# Vintage Chris King headset....how old?



## mojo_matic (Jul 15, 2007)

I recently picked up an older Chris King headset in nice condition. It is 1 1/8". Thought it was interesting because it did not have any etching on cups.

Not only are the cups not etched, but the overall bearing diameter is quite a bit larger than current generation King headsets, and only design of the headset is made to compensate for this (top cap and crown also larger diameter). Cap which fits on top cup is clearly stated Chris King NoThreadset. It is definitely made for 1 1/8" headtube.

I had not seen one like this before... anyone else? Any ideas when this headset was made?


----------



## holden (Jul 27, 2004)

early 90's? chris king co. is actually down the street from me (portland) ... i should bring the king hs i have for timeline.


----------



## Rumpfy (Dec 21, 2003)

I have 6 or so...all no logo CK's. Its the only way to go.

I recently sold off two silver no logo CK threaded headsets...one being obviously an early hs as it was heavier and a tiny bit bulkier.

I thought I recall reading a thread either here or Retrobike that said they ran until about 93 without the gaudy logos on the cups.


----------



## floibex (Feb 7, 2004)

mojo_matic said:


> ...
> I had not seen one like this before... anyone else? Any ideas when this headset was made?


a picture might help in this special case 

ciao
flo


----------



## mojo_matic (Jul 15, 2007)

I plan on posting a pic later today comparing the two headsets.


----------



## banks (Feb 2, 2004)

De-evolution maybe?


----------



## mojo_matic (Jul 15, 2007)

Nope, not De-evolution. Headset cups fit 1 1/8" fine. If it was De-evolution, the cups would only fit specific oversized headtube.


----------



## mojo_matic (Jul 15, 2007)

Here is are a few pix. Cap for top cup only states, "KING SEALED NoThreadset" 

Compared to a "newer" King headset, bearings have a larger diameter, and overall is a bit "beefier."

Despite being a bit oversized, the stack height is significantly shorter than new production! Go figure.


----------



## ~martini~ (Dec 20, 2003)

I have a no logo King that I bought off a guy in Madison that used to be an engineer for Trek. They used to get no logoed head sets for the Disco team methinks. My 'compression' ring doesn't even have a logo on it. I like that. As good as the headset is, I can't stand the logo-zation of them nowa days.


----------



## Guest (Nov 28, 2007)

mojo_matic said:


> Here is are a few pix. Cap for top cup only states, "KING SEALED NoThreadset"
> 
> Compared to a "newer" King headset, bearings have a larger diameter, and overall is a bit "beefier."
> 
> Despite being a bit oversized, the stack height is significantly shorter than new production! Go figure.


i have one of those too, in black. larger diameter and shorter stack height. i've read somewhere that they have used the 1 1/4" bearings until they made specific 1 1/8" bearings and thus the larger outer diameter. early-mid 90s seems to be right.
the later/current style 1 1/8 head sets were available without logos for quite a while too.

Carsten


----------



## hollister (Sep 16, 2005)

Rumpfy said:


> I have 6 or so...all no logo CK's. Its the only way to go.

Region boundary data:
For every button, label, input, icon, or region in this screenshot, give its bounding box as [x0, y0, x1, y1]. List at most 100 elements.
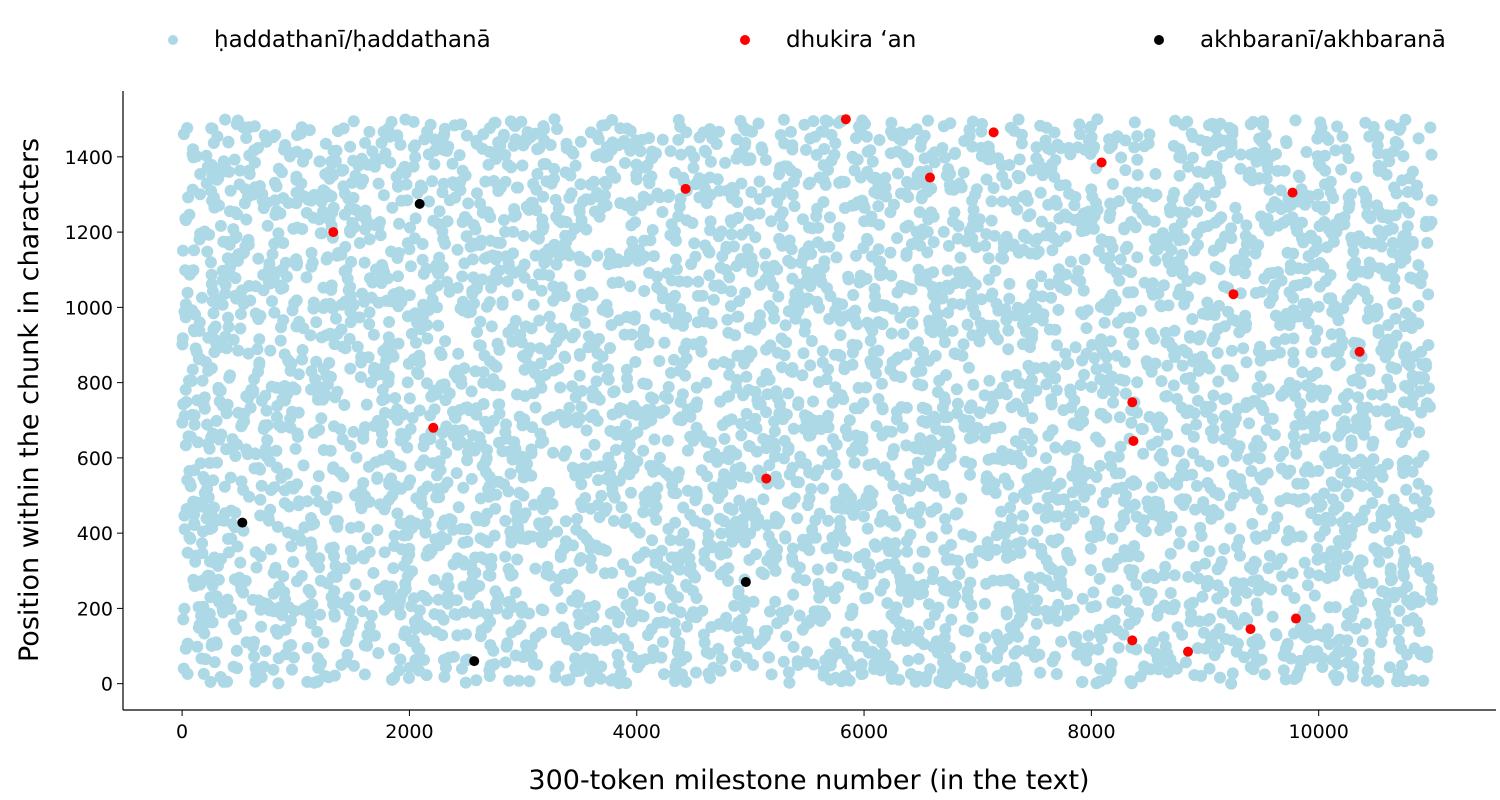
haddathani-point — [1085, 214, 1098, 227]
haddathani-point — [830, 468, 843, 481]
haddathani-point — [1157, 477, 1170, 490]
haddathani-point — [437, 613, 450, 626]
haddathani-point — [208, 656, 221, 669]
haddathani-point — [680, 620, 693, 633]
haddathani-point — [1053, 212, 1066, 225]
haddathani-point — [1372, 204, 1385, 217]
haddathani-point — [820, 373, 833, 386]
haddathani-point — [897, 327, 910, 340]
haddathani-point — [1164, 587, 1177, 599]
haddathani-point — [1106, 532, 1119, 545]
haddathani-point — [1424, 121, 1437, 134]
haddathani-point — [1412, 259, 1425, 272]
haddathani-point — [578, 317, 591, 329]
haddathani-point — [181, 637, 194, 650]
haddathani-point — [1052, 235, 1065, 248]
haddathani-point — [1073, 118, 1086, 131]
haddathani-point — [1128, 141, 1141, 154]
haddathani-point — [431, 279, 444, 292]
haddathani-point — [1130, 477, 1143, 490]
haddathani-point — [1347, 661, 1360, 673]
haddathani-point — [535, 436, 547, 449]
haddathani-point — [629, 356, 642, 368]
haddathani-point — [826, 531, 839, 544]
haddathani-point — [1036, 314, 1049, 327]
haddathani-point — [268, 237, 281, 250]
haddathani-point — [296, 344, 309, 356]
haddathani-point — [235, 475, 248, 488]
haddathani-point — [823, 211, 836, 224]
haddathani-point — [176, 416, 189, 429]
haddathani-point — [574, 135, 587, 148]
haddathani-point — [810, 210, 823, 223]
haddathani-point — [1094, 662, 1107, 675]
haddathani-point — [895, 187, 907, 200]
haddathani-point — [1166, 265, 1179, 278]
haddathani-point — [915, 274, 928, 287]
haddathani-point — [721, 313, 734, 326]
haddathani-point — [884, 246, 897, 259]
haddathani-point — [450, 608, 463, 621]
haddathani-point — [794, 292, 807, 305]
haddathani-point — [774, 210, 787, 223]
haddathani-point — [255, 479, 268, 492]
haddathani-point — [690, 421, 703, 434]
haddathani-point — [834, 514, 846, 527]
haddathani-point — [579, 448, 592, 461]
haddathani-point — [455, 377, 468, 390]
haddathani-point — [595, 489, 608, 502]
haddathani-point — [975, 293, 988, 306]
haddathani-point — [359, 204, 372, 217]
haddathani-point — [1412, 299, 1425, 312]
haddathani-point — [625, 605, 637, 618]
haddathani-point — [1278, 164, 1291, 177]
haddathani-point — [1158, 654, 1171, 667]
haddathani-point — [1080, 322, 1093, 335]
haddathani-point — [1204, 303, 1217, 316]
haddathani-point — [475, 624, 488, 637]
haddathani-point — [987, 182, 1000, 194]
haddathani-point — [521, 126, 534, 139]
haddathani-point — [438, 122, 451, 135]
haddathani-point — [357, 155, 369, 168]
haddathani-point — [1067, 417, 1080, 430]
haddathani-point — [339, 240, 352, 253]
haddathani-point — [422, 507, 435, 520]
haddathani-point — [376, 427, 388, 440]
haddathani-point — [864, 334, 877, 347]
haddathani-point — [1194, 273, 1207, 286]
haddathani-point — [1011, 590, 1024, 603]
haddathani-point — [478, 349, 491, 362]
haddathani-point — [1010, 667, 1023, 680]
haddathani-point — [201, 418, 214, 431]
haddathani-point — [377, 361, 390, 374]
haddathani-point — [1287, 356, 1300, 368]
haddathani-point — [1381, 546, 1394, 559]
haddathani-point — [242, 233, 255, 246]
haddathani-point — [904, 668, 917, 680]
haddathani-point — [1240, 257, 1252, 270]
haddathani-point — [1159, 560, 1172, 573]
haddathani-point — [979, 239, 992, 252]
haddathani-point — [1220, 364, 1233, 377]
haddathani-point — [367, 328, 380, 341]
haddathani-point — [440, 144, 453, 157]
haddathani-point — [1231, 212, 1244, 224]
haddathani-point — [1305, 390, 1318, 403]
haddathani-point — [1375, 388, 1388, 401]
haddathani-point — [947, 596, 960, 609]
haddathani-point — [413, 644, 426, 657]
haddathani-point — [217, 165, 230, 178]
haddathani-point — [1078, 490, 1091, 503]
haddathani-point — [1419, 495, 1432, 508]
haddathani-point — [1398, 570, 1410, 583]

→ **SET TASKS**
a. In the forum thread about the vintage Chris King headset, which city does holden name as his location?
b. Carry on the forum thread about the vintage Chris King headset from its last line.

→ **THE REPLIES**
a. Portland

b.
> 
> I recently sold off two silver no logo CK threaded headsets...one being obviously an early hs as it was heavier and a tiny bit bulkier.
> 
> I thought I recall reading a thread either here or Retrobike that said they ran until about 93 without the gaudy logos on the cups.


all i gots is some black no-logos, how many silvers you got?

anyone know the timeline for silver HS with black logo's?


----------



## Fillet-brazed (Jan 13, 2004)

Carsten said:


> i have one of those too, in black. larger diameter and shorter stack height. i've read somewhere that they have used the 1 1/4" bearings until they made specific 1 1/8" bearings and thus the larger outer diameter. early-mid 90s seems to be right.
> the later/current style 1 1/8 head sets were available without logos for quite a while too.
> 
> Carsten


I'd like to see a King HS timeline. There are a number (at least 4) variations in the shape of the cups that I've seen.

Here's yet another shape and this wasnt exclusive to the WTB versions:


----------



## MrOrange (Jun 21, 2004)

*hmmm . . .*

I've also noticed (via Carsten) that the crown race (base plate) is also thicker on the early ones . . .

Yeah, a timeline would be insanely great . . . anybody know anyone at CK?


----------



## DoubleCentury (Nov 12, 2005)

Apparently this color of CK headset is highly desired and rare?

http://cgi.ebay.com/CHRIS-KING-SOUR...ryZ42336QQssPageNameZWDVWQQrdZ1QQcmdZViewItem


----------



## hollister (Sep 16, 2005)

DoubleCentury said:


> Apparently this color of CK headset is highly desired and rare?
> 
> http://cgi.ebay.com/CHRIS-KING-SOUR...ryZ42336QQssPageNameZWDVWQQrdZ1QQcmdZViewItem


*goes outside and puts green headset in the sun*

i was a little mad when my headset didnt match my hubs, on the same order.


----------



## Guest (Nov 28, 2007)

on the left that's an 80s CK 1" 2Nut and on the right the current actual version (originally with logos).

Carsten


----------



## hollister (Sep 16, 2005)

Carsten said:


> on the left that's an 80s CK 1" 2Nut and on the right the current actual version (originally with logos).
> 
> Carsten


what did you use to get the logos off? mek?


----------



## Guest (Nov 28, 2007)

hollister said:


> what did you use to get the logos off? mek?


that head set was a bit scuffed so i first used 600, then 1000 sandpaper and then Scratch-Out polishing compound and a polishing pad in a drill machine. if you only want to remove the logos and polish the cups the last step should be sufficient i think.

i've done that with another logo'd CK years ago which i have on my daily bad weather rider since then and there's no issue so far with corrosion of the unprotected aluminum.

Carsten


----------



## Slow Eddie (Jun 13, 2007)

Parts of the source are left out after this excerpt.